--- begin Exercise data ---

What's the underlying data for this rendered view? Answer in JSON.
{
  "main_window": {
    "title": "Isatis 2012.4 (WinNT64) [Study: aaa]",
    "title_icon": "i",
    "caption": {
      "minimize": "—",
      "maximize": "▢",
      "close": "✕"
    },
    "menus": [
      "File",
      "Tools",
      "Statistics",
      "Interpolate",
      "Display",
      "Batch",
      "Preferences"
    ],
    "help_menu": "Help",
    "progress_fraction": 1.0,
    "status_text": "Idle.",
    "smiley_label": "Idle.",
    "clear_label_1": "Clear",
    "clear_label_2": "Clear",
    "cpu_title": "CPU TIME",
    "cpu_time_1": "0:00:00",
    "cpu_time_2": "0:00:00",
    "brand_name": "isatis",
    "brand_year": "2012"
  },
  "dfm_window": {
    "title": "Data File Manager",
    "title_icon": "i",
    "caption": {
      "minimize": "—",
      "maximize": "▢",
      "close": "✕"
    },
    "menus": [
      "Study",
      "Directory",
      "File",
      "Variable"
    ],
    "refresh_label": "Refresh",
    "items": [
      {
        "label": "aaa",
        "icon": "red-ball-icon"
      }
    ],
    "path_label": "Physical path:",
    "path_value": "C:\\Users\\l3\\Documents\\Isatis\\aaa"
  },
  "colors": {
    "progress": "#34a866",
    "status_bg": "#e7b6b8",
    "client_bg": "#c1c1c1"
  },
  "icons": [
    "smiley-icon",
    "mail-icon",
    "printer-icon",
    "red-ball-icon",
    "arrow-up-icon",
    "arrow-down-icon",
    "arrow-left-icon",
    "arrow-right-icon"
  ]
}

--- end Exercise data ---

Give a word-for-word copy of the records.

■ Output below ■
What's the underlying data for this rendered view? Answer in JSON.
{
  "main_window": {
    "title": "Isatis 2012.4 (WinNT64) [Study: aaa]",
    "title_icon": "i",
    "caption": {
      "minimize": "—",
      "maximize": "▢",
      "close": "✕"
    },
    "menus": [
      "File",
      "Tools",
      "Statistics",
      "Interpolate",
      "Display",
      "Batch",
      "Preferences"
    ],
    "help_menu": "Help",
    "progress_fraction": 1.0,
    "status_text": "Idle.",
    "smiley_label": "Idle.",
    "clear_label_1": "Clear",
    "clear_label_2": "Clear",
    "cpu_title": "CPU TIME",
    "cpu_time_1": "0:00:00",
    "cpu_time_2": "0:00:00",
    "brand_name": "isatis",
    "brand_year": "2012"
  },
  "dfm_window": {
    "title": "Data File Manager",
    "title_icon": "i",
    "caption": {
      "minimize": "—",
      "maximize": "▢",
      "close": "✕"
    },
    "menus": [
      "Study",
      "Directory",
      "File",
      "Variable"
    ],
    "refresh_label": "Refresh",
    "items": [
      {
        "label": "aaa",
        "icon": "red-ball-icon"
      }
    ],
    "path_label": "Physical path:",
    "path_value": "C:\\Users\\l3\\Documents\\Isatis\\aaa"
  },
  "colors": {
    "progress": "#34a866",
    "status_bg": "#e7b6b8",
    "client_bg": "#c1c1c1"
  },
  "icons": [
    "smiley-icon",
    "mail-icon",
    "printer-icon",
    "red-ball-icon",
    "arrow-up-icon",
    "arrow-down-icon",
    "arrow-left-icon",
    "arrow-right-icon"
  ]
}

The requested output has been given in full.